* _THE REQUEST_
Retype each record below word for word. Leave the pictures out.

* _DATA SUPPLIED_
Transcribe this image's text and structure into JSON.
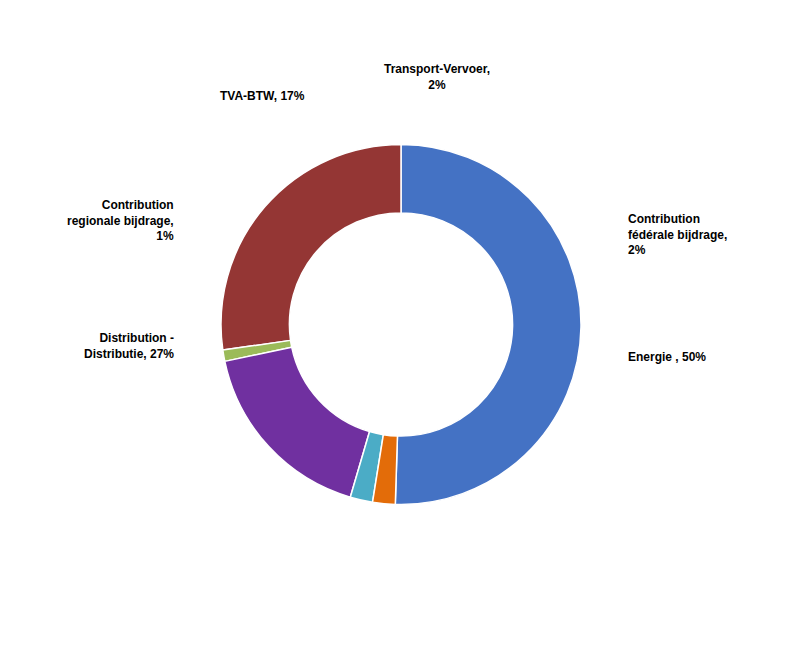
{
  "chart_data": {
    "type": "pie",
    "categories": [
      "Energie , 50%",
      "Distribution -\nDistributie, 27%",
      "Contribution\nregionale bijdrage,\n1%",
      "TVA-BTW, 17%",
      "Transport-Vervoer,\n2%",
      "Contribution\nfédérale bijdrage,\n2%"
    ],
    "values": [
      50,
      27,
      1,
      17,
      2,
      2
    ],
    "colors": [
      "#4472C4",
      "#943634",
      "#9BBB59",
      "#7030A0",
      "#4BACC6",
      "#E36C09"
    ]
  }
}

* _IN RESPONSE_
Transcribe this image's text and structure into JSON.
{
  "chart_data": {
    "type": "pie",
    "categories": [
      "Energie , 50%",
      "Distribution -\nDistributie, 27%",
      "Contribution\nregionale bijdrage,\n1%",
      "TVA-BTW, 17%",
      "Transport-Vervoer,\n2%",
      "Contribution\nfédérale bijdrage,\n2%"
    ],
    "values": [
      50,
      27,
      1,
      17,
      2,
      2
    ],
    "colors": [
      "#4472C4",
      "#943634",
      "#9BBB59",
      "#7030A0",
      "#4BACC6",
      "#E36C09"
    ]
  }
}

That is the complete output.